#### [TO DO]
In the entries below, find every line holding the string "Trujillo" and collect it.

#### [PROVIDED DATA]
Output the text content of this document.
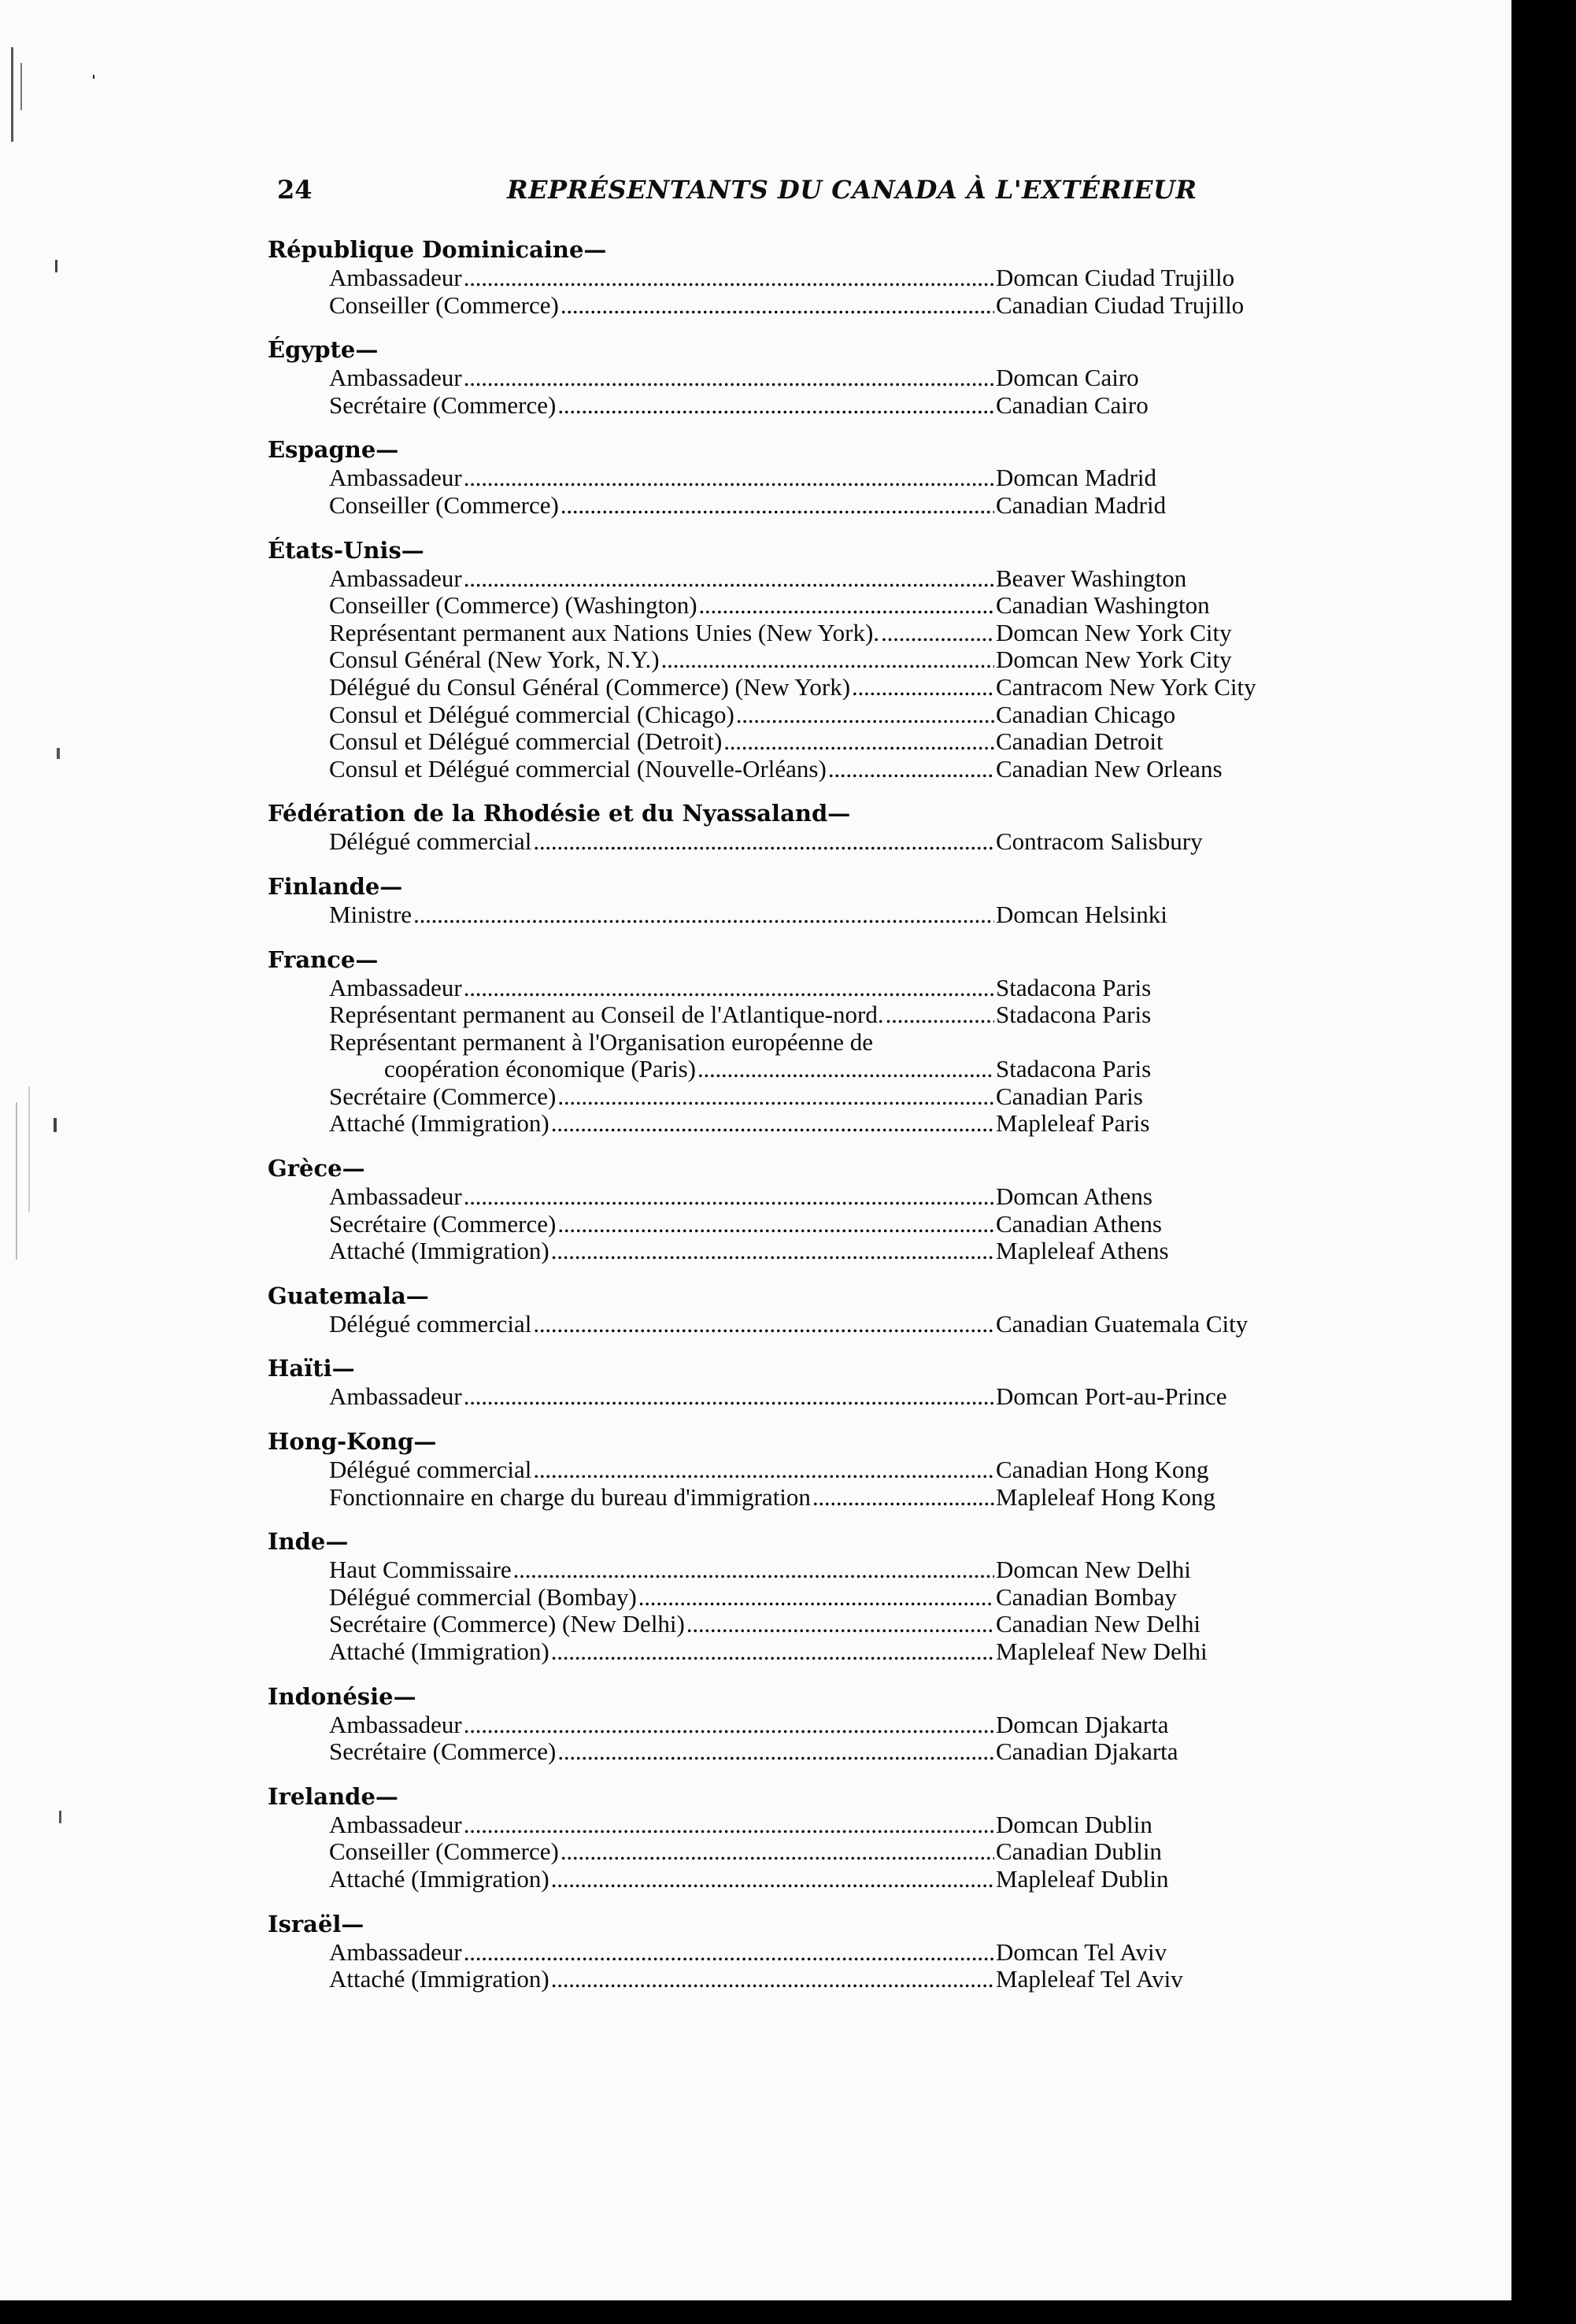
24	REPRÉSENTANTS DU CANADA À L'EXTÉRIEUR
République Dominicaine—
Ambassadeur . . .	Domcan Ciudad Trujillo
Conseiller (Commerce) . . .	Canadian Ciudad Trujillo
Égypte—
Ambassadeur . . .	Domcan Cairo
Secrétaire (Commerce) . . .	Canadian Cairo
Espagne—
Ambassadeur . . .	Domcan Madrid
Conseiller (Commerce) . . .	Canadian Madrid
États-Unis—
Ambassadeur . . .	Beaver Washington
Conseiller (Commerce) (Washington) . . .	Canadian Washington
Représentant permanent aux Nations Unies (New York). . . .	Domcan New York City
Consul Général (New York, N.Y.) . . .	Domcan New York City
Délégué du Consul Général (Commerce) (New York) . . .	Cantracom New York City
Consul et Délégué commercial (Chicago) . . .	Canadian Chicago
Consul et Délégué commercial (Detroit) . . .	Canadian Detroit
Consul et Délégué commercial (Nouvelle-Orléans) . . .	Canadian New Orleans
Fédération de la Rhodésie et du Nyassaland—
Délégué commercial . . .	Contracom Salisbury
Finlande—
Ministre . . .	Domcan Helsinki
France—
Ambassadeur . . .	Stadacona Paris
Représentant permanent au Conseil de l'Atlantique-nord. . . .	Stadacona Paris
Représentant permanent à l'Organisation européenne de
coopération économique (Paris) . . .	Stadacona Paris
Secrétaire (Commerce) . . .	Canadian Paris
Attaché (Immigration) . . .	Mapleleaf Paris
Grèce—
Ambassadeur . . .	Domcan Athens
Secrétaire (Commerce) . . .	Canadian Athens
Attaché (Immigration) . . .	Mapleleaf Athens
Guatemala—
Délégué commercial . . .	Canadian Guatemala City
Haïti—
Ambassadeur . . .	Domcan Port-au-Prince
Hong-Kong—
Délégué commercial . . .	Canadian Hong Kong
Fonctionnaire en charge du bureau d'immigration . . .	Mapleleaf Hong Kong
Inde—
Haut Commissaire . . .	Domcan New Delhi
Délégué commercial (Bombay) . . .	Canadian Bombay
Secrétaire (Commerce) (New Delhi) . . .	Canadian New Delhi
Attaché (Immigration) . . .	Mapleleaf New Delhi
Indonésie—
Ambassadeur . . .	Domcan Djakarta
Secrétaire (Commerce) . . .	Canadian Djakarta
Irelande—
Ambassadeur . . .	Domcan Dublin
Conseiller (Commerce) . . .	Canadian Dublin
Attaché (Immigration) . . .	Mapleleaf Dublin
Israël—
Ambassadeur . . .	Domcan Tel Aviv
Attaché (Immigration) . . .	Mapleleaf Tel Aviv
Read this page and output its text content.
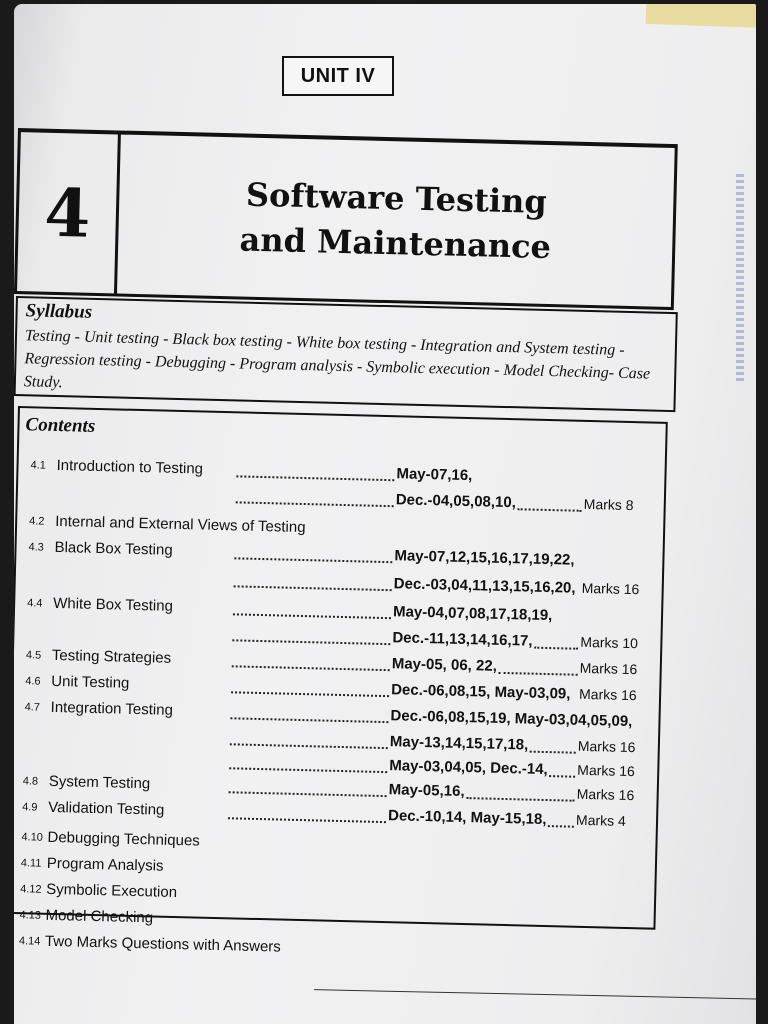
UNIT IV
4	Software Testing
and Maintenance

Syllabus

Testing - Unit testing - Black box testing - White box testing - Integration and System testing - Regression testing - Debugging - Program analysis - Symbolic execution - Model Checking- Case Study.

Contents
4.1 Introduction to Testing	May-07,16,
Dec.-04,05,08,10,	Marks 8
4.2 Internal and External Views of Testing
4.3 Black Box Testing	May-07,12,15,16,17,19,22,
Dec.-03,04,11,13,15,16,20, Marks 16
4.4 White Box Testing	May-04,07,08,17,18,19,
Dec.-11,13,14,16,17,	Marks 10
4.5 Testing Strategies	May-05, 06, 22,	Marks 16
4.6 Unit Testing	Dec.-06,08,15, May-03,09, Marks 16
4.7 Integration Testing	Dec.-06,08,15,19, May-03,04,05,09,
May-13,14,15,17,18,	Marks 16
May-03,04,05, Dec.-14, Marks 16
4.8 System Testing	May-05,16,	Marks 16
4.9 Validation Testing	Dec.-10,14, May-15,18, Marks 4
4.10 Debugging Techniques
4.11 Program Analysis
4.12 Symbolic Execution
4.13 Model Checking
4.14 Two Marks Questions with Answers
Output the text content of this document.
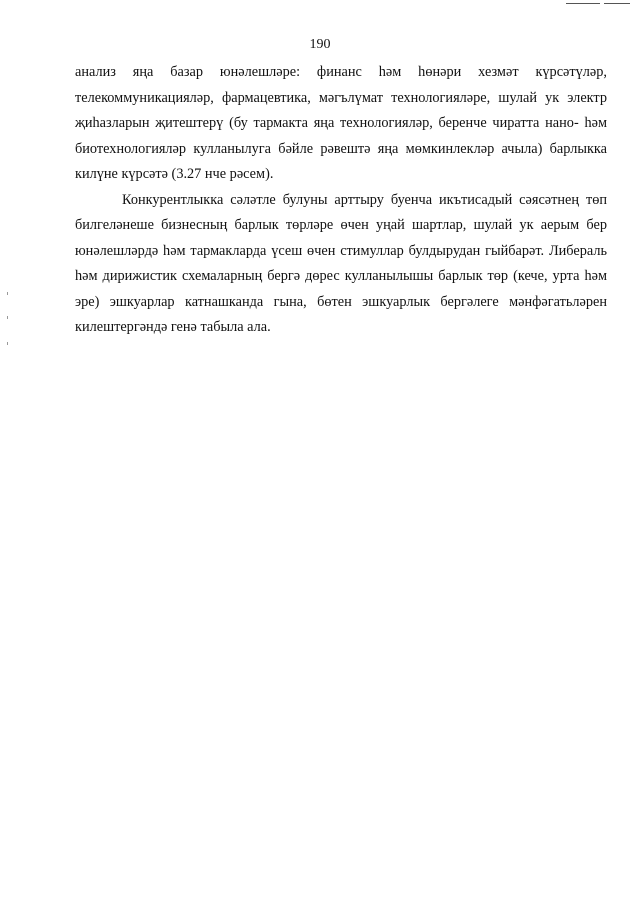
190

анализ яңа базар юнәлешләре: финанс һәм һөнәри хезмәт күрсәтүләр, телекоммуникацияләр, фармацевтика, мәгълүмат технологияләре, шулай ук электр җиһазларын җитештерү (бу тармакта яңа технологияләр, беренче чиратта нано- һәм биотехнологияләр кулланылуга бәйле рәвештә яңа мөмкинлекләр ачыла) барлыкка килүне күрсәтә (3.27 нче рәсем).

Конкурентлыкка сәләтле булуны арттыру буенча икътисадый сәясәтнең төп билгеләнеше бизнесның барлык төрләре өчен уңай шартлар, шулай ук аерым бер юнәлешләрдә һәм тармакларда үсеш өчен стимуллар булдырудан гыйбарәт. Либераль һәм дирижистик схемаларның бергә дөрес кулланылышы барлык төр (кече, урта һәм эре) эшкуарлар катнашканда гына, бөтен эшкуарлык бергәлеге мәнфәгатьләрен килештергәндә генә табыла ала.
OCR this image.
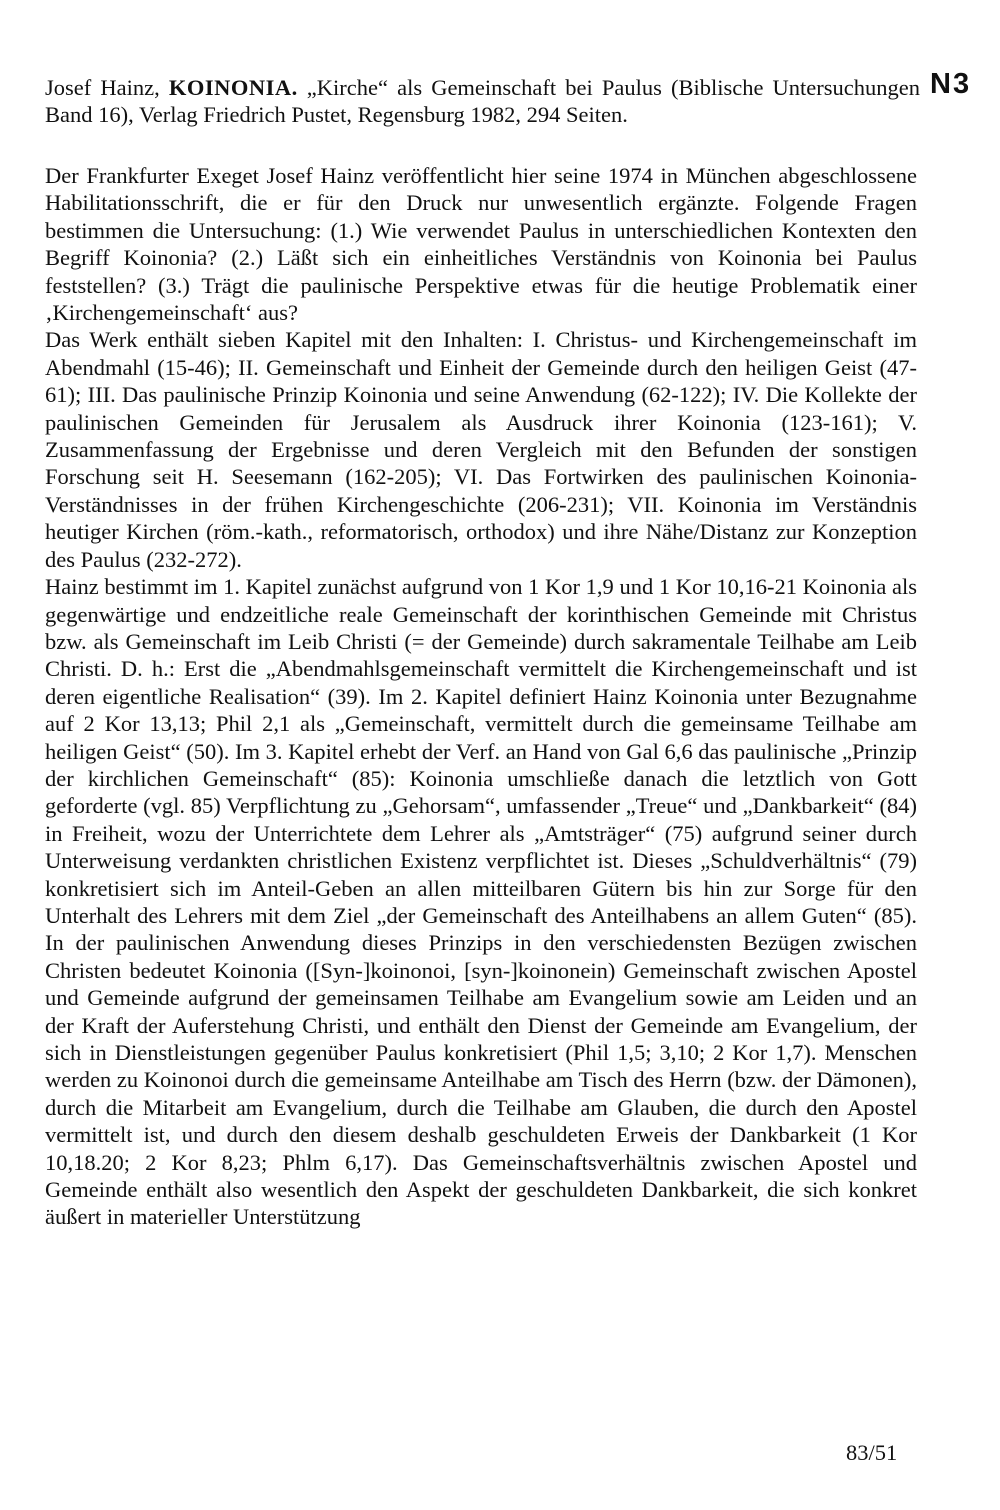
N3
Josef Hainz, KOINONIA. „Kirche“ als Gemeinschaft bei Paulus (Biblische Untersuchungen Band 16), Verlag Friedrich Pustet, Regensburg 1982, 294 Seiten.

Der Frankfurter Exeget Josef Hainz veröffentlicht hier seine 1974 in München abgeschlossene Habilitationsschrift, die er für den Druck nur unwesentlich ergänzte. Folgende Fragen bestimmen die Untersuchung: (1.) Wie verwendet Paulus in unterschiedlichen Kontexten den Begriff Koinonia? (2.) Läßt sich ein einheitliches Verständnis von Koinonia bei Paulus feststellen? (3.) Trägt die paulinische Perspektive etwas für die heutige Problematik einer ‚Kirchengemeinschaft‘ aus?

Das Werk enthält sieben Kapitel mit den Inhalten: I. Christus- und Kirchengemeinschaft im Abendmahl (15-46); II. Gemeinschaft und Einheit der Gemeinde durch den heiligen Geist (47-61); III. Das paulinische Prinzip Koinonia und seine Anwendung (62-122); IV. Die Kollekte der paulinischen Gemeinden für Jerusalem als Ausdruck ihrer Koinonia (123-161); V. Zusammenfassung der Ergebnisse und deren Vergleich mit den Befunden der sonstigen Forschung seit H. Seesemann (162-205); VI. Das Fortwirken des paulinischen Koinonia-Verständnisses in der frühen Kirchengeschichte (206-231); VII. Koinonia im Verständnis heutiger Kirchen (röm.-kath., reformatorisch, orthodox) und ihre Nähe/Distanz zur Konzeption des Paulus (232-272).

Hainz bestimmt im 1. Kapitel zunächst aufgrund von 1 Kor 1,9 und 1 Kor 10,16-21 Koinonia als gegenwärtige und endzeitliche reale Gemeinschaft der korinthischen Gemeinde mit Christus bzw. als Gemeinschaft im Leib Christi (= der Gemeinde) durch sakramentale Teilhabe am Leib Christi. D. h.: Erst die „Abendmahlsgemeinschaft vermittelt die Kirchengemeinschaft und ist deren eigentliche Realisation“ (39). Im 2. Kapitel definiert Hainz Koinonia unter Bezugnahme auf 2 Kor 13,13; Phil 2,1 als „Gemeinschaft, vermittelt durch die gemeinsame Teilhabe am heiligen Geist“ (50). Im 3. Kapitel erhebt der Verf. an Hand von Gal 6,6 das paulinische „Prinzip der kirchlichen Gemeinschaft“ (85): Koinonia umschließe danach die letztlich von Gott geforderte (vgl. 85) Verpflichtung zu „Gehorsam“, umfassender „Treue“ und „Dankbarkeit“ (84) in Freiheit, wozu der Unterrichtete dem Lehrer als „Amtsträger“ (75) aufgrund seiner durch Unterweisung verdankten christlichen Existenz verpflichtet ist. Dieses „Schuldverhältnis“ (79) konkretisiert sich im Anteil-Geben an allen mitteilbaren Gütern bis hin zur Sorge für den Unterhalt des Lehrers mit dem Ziel „der Gemeinschaft des Anteilhabens an allem Guten“ (85). In der paulinischen Anwendung dieses Prinzips in den verschiedensten Bezügen zwischen Christen bedeutet Koinonia ([Syn-]koinonoi, [syn-]koinonein) Gemeinschaft zwischen Apostel und Gemeinde aufgrund der gemeinsamen Teilhabe am Evangelium sowie am Leiden und an der Kraft der Auferstehung Christi, und enthält den Dienst der Gemeinde am Evangelium, der sich in Dienstleistungen gegenüber Paulus konkretisiert (Phil 1,5; 3,10; 2 Kor 1,7). Menschen werden zu Koinonoi durch die gemeinsame Anteilhabe am Tisch des Herrn (bzw. der Dämonen), durch die Mitarbeit am Evangelium, durch die Teilhabe am Glauben, die durch den Apostel vermittelt ist, und durch den diesem deshalb geschuldeten Erweis der Dankbarkeit (1 Kor 10,18.20; 2 Kor 8,23; Phlm 6,17). Das Gemeinschaftsverhältnis zwischen Apostel und Gemeinde enthält also wesentlich den Aspekt der geschuldeten Dankbarkeit, die sich konkret äußert in materieller Unterstützung

83/51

#### [OUTPUT FOR THIS TASK]
Ambassadeur . . .	Domcan Ciudad Trujillo
Conseiller (Commerce) . . .	Canadian Ciudad Trujillo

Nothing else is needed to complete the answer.